▶ _Exercise directions_
Please copy word for word the lines of the records, beginning at the first line and stopping after the line that contains "latin-paragraph: Porta ferrea".

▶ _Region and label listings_
···

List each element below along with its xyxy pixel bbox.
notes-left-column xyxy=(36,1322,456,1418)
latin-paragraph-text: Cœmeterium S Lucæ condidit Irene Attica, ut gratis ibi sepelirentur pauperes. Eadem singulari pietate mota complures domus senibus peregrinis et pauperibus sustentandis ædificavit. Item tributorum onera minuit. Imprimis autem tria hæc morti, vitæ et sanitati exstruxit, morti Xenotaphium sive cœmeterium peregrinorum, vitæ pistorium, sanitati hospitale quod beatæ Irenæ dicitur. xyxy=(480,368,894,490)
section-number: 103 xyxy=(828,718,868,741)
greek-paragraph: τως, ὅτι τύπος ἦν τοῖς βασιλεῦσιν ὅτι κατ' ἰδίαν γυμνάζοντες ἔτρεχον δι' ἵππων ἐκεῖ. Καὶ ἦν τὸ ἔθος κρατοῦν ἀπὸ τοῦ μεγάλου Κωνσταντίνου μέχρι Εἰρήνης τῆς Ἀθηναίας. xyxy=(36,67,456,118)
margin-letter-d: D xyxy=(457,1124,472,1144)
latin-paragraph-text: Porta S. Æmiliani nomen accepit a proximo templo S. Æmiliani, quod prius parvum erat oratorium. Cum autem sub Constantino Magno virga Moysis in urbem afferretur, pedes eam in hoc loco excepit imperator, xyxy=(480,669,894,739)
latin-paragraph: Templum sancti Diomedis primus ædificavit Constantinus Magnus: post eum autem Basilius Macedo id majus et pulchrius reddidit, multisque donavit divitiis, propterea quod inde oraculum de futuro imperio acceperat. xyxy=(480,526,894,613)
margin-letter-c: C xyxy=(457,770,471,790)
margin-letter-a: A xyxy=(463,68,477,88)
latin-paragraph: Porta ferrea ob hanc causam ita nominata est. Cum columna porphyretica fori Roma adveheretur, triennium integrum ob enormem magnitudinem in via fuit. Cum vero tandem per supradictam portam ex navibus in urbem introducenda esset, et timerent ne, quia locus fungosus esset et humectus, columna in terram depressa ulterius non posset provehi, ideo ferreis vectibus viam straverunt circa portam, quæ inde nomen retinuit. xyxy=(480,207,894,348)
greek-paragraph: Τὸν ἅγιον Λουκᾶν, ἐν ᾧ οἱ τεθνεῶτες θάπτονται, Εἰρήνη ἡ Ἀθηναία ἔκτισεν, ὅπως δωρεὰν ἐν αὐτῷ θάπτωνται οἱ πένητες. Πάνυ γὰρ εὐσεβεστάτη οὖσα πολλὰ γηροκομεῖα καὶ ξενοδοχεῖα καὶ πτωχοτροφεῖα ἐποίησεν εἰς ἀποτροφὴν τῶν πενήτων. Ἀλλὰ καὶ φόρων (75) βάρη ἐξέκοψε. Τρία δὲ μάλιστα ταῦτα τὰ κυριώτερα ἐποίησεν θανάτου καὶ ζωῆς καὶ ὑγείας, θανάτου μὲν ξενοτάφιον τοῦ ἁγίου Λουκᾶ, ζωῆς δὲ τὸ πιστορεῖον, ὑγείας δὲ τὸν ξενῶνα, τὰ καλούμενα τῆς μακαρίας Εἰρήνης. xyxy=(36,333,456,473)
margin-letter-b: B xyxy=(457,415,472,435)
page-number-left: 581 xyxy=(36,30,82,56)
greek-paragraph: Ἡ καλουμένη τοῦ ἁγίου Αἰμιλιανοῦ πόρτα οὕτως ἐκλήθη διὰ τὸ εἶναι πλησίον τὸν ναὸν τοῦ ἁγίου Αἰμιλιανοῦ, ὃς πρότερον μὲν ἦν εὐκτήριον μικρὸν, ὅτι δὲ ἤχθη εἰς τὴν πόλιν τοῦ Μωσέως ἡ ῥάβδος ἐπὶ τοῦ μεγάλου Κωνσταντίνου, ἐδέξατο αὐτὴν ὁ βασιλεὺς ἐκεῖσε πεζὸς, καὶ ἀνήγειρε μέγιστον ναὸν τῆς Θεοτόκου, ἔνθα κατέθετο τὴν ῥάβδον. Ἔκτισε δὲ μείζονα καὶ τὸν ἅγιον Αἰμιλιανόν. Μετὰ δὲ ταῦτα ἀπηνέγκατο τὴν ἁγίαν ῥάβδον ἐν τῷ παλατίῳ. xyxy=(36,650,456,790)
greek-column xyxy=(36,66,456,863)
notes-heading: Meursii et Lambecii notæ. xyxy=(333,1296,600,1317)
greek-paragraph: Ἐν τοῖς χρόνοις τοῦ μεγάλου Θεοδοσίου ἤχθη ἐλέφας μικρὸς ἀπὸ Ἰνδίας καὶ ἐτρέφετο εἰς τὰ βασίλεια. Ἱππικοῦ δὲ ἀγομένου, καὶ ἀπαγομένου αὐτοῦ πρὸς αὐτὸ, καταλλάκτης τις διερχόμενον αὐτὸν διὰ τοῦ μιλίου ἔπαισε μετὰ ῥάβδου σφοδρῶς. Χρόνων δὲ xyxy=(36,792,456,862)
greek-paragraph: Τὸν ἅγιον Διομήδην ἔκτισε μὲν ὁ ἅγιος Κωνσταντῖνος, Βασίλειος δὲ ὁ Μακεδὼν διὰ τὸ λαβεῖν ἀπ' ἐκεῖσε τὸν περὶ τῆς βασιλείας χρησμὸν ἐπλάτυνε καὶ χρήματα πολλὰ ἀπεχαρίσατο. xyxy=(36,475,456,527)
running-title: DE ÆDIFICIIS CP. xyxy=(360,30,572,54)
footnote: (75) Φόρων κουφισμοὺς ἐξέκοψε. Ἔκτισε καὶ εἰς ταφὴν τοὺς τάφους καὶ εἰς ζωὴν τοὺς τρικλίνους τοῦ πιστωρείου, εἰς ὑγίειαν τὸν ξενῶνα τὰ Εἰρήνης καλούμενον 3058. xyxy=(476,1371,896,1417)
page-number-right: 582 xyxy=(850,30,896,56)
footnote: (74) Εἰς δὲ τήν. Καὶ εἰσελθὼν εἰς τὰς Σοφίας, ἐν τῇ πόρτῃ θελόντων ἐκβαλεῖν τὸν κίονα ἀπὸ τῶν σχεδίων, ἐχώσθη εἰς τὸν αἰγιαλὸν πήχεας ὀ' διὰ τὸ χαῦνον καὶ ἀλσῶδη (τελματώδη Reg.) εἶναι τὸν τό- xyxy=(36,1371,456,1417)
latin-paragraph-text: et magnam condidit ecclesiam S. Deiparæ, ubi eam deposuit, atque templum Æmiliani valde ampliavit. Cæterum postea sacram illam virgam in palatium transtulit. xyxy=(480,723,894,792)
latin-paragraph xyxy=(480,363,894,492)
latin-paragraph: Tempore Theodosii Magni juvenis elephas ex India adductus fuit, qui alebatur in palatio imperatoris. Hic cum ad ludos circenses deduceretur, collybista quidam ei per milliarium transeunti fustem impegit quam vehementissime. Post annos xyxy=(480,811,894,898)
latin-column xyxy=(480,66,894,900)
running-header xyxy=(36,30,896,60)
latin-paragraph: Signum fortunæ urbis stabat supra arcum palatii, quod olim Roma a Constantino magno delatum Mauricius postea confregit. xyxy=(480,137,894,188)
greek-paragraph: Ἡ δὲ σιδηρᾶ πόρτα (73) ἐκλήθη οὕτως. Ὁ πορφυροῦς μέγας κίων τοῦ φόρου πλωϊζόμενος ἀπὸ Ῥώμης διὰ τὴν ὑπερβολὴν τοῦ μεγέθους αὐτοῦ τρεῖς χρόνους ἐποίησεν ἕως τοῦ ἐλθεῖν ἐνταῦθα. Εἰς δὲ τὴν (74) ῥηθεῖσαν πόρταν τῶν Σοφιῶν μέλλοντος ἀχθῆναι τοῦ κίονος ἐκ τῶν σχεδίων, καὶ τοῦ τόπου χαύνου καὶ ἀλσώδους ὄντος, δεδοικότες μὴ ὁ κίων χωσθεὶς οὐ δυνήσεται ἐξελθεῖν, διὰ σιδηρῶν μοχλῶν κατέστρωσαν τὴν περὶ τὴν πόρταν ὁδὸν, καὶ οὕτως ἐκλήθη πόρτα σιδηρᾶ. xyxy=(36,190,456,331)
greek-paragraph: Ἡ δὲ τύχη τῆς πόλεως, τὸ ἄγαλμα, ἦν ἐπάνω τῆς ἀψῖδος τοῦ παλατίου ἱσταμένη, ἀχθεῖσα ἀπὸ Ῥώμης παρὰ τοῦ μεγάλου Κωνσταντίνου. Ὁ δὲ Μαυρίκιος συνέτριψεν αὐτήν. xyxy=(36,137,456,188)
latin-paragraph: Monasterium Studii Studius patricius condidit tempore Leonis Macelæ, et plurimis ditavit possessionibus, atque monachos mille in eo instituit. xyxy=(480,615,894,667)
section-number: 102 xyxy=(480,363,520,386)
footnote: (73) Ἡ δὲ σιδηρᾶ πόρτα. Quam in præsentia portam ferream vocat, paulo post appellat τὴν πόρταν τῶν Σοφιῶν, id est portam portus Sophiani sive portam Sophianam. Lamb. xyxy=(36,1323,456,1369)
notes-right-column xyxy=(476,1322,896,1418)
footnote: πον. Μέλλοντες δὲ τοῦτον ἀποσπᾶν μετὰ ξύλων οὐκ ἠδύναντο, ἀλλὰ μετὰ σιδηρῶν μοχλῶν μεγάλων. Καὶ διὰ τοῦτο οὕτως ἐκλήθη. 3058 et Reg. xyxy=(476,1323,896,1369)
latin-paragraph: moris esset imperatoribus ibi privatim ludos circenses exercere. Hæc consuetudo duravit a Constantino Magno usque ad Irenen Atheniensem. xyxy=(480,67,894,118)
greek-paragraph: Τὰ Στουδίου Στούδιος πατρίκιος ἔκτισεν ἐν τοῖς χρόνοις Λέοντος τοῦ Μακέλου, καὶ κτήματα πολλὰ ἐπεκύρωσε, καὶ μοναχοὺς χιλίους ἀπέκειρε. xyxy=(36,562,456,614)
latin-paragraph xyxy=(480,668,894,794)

···

▶ _Correct output_
List each element below along with its xyxy pixel bbox.
notes-left-column xyxy=(36,1322,456,1418)
latin-paragraph-text: Cœmeterium S Lucæ condidit Irene Attica, ut gratis ibi sepelirentur pauperes. Eadem singulari pietate mota complures domus senibus peregrinis et pauperibus sustentandis ædificavit. Item tributorum onera minuit. Imprimis autem tria hæc morti, vitæ et sanitati exstruxit, morti Xenotaphium sive cœmeterium peregrinorum, vitæ pistorium, sanitati hospitale quod beatæ Irenæ dicitur. xyxy=(480,368,894,490)
section-number: 103 xyxy=(828,718,868,741)
greek-paragraph: τως, ὅτι τύπος ἦν τοῖς βασιλεῦσιν ὅτι κατ' ἰδίαν γυμνάζοντες ἔτρεχον δι' ἵππων ἐκεῖ. Καὶ ἦν τὸ ἔθος κρατοῦν ἀπὸ τοῦ μεγάλου Κωνσταντίνου μέχρι Εἰρήνης τῆς Ἀθηναίας. xyxy=(36,67,456,118)
margin-letter-d: D xyxy=(457,1124,472,1144)
latin-paragraph-text: Porta S. Æmiliani nomen accepit a proximo templo S. Æmiliani, quod prius parvum erat oratorium. Cum autem sub Constantino Magno virga Moysis in urbem afferretur, pedes eam in hoc loco excepit imperator, xyxy=(480,669,894,739)
latin-paragraph: Templum sancti Diomedis primus ædificavit Constantinus Magnus: post eum autem Basilius Macedo id majus et pulchrius reddidit, multisque donavit divitiis, propterea quod inde oraculum de futuro imperio acceperat. xyxy=(480,526,894,613)
margin-letter-c: C xyxy=(457,770,471,790)
margin-letter-a: A xyxy=(463,68,477,88)
latin-paragraph: Porta ferrea ob hanc causam ita nominata est. Cum columna porphyretica fori Roma adveheretur, triennium integrum ob enormem magnitudinem in via fuit. Cum vero tandem per supradictam portam ex navibus in urbem introducenda esset, et timerent ne, quia locus fungosus esset et humectus, columna in terram depressa ulterius non posset provehi, ideo ferreis vectibus viam straverunt circa portam, quæ inde nomen retinuit. xyxy=(480,207,894,348)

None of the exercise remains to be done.